Problem details
Search the records that follow and extract every line containing the string "heading".
## START
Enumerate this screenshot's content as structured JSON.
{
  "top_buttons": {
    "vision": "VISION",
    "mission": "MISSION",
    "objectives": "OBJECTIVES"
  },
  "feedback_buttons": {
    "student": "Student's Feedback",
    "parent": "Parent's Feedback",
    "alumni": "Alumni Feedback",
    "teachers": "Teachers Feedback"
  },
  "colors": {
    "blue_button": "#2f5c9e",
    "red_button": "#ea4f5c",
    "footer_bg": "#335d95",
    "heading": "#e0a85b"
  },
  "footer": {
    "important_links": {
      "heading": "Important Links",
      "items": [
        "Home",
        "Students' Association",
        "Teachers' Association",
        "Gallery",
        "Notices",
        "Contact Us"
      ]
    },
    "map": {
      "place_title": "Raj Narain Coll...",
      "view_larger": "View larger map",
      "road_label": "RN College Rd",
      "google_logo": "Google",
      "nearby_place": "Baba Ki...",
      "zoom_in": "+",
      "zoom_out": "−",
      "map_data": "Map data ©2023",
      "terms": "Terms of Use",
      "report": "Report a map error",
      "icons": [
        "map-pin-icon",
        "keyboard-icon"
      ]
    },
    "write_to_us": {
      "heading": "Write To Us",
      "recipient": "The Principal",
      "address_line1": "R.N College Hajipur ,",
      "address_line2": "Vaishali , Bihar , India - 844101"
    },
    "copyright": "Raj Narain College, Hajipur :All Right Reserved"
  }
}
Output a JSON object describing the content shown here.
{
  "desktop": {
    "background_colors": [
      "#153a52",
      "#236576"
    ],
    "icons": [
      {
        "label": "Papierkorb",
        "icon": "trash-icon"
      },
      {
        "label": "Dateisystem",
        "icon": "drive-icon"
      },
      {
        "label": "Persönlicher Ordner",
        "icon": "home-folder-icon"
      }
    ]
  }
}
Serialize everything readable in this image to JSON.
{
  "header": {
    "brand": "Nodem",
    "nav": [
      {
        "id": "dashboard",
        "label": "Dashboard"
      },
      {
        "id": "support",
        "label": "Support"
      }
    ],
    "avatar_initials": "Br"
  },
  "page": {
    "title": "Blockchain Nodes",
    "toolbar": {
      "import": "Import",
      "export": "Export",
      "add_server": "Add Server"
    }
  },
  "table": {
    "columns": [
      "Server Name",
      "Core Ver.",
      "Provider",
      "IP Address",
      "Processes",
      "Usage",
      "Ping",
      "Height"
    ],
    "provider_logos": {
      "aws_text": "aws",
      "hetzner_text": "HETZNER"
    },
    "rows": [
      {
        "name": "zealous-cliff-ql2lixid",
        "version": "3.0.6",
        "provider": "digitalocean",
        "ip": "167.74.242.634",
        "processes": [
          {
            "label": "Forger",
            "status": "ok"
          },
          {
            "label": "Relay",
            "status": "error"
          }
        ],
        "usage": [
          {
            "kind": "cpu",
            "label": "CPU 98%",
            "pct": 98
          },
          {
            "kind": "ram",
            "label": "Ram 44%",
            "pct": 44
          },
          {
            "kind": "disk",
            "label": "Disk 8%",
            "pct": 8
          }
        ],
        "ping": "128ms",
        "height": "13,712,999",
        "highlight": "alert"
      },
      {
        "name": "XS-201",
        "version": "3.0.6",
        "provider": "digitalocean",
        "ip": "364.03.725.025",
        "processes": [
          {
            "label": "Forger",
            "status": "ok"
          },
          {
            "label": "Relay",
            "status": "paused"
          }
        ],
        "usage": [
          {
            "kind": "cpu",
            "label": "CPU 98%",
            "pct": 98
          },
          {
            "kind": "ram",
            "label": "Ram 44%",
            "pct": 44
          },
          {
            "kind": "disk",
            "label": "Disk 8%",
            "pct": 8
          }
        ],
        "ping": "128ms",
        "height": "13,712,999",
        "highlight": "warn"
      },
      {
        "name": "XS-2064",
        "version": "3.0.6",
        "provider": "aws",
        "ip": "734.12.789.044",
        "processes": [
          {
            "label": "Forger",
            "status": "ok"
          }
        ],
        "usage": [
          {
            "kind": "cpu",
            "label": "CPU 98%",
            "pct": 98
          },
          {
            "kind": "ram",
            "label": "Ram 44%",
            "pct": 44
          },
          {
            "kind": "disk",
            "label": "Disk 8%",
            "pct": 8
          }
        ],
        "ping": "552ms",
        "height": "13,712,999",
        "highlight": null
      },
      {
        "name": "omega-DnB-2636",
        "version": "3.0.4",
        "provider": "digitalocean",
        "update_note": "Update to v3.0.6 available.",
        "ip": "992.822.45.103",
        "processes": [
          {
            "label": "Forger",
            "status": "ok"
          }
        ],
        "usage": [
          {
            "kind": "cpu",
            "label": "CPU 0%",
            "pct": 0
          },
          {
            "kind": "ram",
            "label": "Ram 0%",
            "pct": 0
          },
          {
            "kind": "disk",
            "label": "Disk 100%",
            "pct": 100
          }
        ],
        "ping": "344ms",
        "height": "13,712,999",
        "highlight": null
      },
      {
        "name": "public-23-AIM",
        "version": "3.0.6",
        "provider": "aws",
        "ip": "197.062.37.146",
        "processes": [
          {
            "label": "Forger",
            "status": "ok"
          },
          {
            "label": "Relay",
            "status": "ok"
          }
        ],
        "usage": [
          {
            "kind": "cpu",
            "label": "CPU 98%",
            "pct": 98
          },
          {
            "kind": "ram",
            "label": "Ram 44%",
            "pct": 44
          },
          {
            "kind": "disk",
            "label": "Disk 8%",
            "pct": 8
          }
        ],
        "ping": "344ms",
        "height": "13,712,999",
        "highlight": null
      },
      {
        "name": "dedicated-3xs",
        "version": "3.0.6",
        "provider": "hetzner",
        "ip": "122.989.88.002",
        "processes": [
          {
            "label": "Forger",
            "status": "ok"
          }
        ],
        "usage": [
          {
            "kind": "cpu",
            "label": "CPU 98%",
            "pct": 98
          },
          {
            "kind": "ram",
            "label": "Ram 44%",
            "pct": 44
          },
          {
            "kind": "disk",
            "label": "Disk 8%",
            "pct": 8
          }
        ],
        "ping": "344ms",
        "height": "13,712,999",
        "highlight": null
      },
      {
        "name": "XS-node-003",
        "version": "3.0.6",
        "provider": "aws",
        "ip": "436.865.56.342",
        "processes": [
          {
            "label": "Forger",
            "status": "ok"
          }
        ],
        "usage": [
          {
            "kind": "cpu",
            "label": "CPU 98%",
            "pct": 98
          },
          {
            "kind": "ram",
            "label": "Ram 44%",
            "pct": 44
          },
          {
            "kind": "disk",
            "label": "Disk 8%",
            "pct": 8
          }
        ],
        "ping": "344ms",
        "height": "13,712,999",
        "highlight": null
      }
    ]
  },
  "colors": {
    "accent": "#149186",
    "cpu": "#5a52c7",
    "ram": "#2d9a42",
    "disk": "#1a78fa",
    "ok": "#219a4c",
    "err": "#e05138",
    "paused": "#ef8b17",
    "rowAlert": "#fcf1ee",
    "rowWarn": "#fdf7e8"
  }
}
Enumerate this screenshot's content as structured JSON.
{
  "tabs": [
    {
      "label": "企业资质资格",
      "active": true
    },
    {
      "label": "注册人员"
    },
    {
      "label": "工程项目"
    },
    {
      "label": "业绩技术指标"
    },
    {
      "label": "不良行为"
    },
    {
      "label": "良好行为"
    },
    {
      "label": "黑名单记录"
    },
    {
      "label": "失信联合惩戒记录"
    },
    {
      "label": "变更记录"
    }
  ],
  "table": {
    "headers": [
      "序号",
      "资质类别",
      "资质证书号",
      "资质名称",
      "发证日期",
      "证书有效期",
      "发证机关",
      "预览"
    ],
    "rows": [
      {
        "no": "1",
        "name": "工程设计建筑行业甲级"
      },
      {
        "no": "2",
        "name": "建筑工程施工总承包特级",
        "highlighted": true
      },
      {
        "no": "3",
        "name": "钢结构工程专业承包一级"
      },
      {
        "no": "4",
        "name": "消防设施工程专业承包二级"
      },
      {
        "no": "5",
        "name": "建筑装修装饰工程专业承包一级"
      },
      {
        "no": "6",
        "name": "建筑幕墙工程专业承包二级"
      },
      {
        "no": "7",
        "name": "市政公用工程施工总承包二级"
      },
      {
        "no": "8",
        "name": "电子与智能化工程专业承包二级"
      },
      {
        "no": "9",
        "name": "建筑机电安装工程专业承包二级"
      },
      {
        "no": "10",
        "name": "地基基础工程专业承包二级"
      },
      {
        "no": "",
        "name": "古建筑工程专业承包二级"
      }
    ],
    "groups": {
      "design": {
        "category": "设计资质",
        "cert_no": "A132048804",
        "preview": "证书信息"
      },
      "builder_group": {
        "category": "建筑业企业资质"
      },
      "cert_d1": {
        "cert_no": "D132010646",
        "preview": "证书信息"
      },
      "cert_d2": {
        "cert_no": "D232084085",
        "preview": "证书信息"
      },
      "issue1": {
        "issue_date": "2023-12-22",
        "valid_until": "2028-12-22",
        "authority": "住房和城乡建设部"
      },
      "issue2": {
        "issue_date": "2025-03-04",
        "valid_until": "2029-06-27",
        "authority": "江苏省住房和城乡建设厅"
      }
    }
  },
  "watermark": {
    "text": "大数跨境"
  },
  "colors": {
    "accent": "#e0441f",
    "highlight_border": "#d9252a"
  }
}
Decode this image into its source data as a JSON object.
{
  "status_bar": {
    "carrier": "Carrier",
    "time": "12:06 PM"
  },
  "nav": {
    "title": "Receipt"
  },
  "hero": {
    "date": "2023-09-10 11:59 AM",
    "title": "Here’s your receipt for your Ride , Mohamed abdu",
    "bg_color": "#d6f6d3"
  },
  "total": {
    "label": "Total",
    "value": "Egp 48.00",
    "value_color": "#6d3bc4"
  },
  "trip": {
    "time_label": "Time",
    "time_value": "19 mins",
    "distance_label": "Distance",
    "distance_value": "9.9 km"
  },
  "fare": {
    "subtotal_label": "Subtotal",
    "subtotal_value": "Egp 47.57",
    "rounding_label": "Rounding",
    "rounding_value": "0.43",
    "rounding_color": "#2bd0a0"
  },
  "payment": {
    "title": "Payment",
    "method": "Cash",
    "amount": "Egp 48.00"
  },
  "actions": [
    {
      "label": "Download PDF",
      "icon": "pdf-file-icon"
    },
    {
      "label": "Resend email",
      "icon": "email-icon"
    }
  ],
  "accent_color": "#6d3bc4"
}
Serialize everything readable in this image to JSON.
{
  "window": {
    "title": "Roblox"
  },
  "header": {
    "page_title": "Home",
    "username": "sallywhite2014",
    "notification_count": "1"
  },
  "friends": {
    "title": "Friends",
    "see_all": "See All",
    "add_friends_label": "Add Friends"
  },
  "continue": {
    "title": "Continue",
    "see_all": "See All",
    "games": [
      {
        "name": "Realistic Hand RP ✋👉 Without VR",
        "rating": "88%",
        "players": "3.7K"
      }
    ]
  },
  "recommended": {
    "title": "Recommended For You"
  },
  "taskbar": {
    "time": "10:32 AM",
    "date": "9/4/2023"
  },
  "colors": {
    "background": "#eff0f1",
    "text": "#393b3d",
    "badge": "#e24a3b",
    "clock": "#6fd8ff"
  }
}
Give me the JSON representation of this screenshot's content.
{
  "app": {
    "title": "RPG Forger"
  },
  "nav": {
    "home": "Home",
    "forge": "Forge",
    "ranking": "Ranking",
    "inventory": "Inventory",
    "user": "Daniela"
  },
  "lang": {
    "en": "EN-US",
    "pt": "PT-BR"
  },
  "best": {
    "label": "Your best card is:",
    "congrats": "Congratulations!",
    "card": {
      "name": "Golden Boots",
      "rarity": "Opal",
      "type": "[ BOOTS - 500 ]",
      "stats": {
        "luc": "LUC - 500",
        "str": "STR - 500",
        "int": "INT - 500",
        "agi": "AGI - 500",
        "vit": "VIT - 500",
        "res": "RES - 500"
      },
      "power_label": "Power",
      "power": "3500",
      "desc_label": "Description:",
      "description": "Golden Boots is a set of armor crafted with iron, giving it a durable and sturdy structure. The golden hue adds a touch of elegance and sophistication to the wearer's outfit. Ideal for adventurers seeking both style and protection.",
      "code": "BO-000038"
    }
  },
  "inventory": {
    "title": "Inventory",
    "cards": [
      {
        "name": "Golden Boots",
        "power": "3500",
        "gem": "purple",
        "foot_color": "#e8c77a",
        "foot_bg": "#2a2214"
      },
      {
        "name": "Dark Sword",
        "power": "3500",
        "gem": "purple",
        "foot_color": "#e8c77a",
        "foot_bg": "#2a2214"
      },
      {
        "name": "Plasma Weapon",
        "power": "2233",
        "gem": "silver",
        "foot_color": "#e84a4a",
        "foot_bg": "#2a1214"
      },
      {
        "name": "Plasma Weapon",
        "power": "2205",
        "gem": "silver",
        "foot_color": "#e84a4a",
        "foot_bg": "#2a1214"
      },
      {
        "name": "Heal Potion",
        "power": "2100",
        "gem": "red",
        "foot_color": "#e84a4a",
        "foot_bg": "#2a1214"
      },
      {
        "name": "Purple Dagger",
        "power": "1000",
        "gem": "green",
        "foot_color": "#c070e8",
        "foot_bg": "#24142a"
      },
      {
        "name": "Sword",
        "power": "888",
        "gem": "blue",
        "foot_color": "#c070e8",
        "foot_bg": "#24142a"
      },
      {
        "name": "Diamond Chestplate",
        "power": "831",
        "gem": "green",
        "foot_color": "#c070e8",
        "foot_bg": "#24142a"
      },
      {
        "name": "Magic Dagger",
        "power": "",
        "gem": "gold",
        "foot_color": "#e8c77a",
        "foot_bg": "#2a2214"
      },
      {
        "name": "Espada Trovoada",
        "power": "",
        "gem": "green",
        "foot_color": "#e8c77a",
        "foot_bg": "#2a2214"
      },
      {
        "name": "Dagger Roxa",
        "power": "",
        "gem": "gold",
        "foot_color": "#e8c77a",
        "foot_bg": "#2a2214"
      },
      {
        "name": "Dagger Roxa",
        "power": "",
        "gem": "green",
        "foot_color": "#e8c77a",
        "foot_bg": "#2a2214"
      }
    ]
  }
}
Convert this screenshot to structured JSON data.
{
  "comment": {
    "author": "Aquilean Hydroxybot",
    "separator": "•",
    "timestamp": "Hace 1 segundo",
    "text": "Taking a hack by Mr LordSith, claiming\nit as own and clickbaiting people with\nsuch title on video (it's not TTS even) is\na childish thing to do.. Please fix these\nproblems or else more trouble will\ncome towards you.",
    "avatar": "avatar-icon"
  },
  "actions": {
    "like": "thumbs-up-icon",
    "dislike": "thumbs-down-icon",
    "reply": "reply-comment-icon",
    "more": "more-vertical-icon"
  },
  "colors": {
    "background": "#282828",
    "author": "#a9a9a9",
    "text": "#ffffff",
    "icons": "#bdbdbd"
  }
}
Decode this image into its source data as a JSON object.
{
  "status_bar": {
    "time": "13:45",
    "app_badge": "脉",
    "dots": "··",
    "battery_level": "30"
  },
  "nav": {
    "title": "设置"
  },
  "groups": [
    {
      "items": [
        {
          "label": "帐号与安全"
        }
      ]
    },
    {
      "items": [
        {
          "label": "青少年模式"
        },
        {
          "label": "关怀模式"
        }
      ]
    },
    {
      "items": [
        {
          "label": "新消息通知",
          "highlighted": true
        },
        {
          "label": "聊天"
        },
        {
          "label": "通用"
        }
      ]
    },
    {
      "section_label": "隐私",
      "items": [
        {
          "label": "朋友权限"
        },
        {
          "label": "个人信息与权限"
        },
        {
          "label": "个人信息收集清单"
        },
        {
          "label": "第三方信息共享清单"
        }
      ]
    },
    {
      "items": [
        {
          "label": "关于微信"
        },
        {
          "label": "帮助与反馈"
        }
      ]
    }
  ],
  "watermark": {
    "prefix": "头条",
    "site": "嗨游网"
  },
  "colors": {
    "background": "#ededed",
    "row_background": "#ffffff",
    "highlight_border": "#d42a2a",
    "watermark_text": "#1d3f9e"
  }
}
## END
Task answer
    "heading": "#e0a85b"
      "heading": "Important Links",
      "heading": "Write To Us",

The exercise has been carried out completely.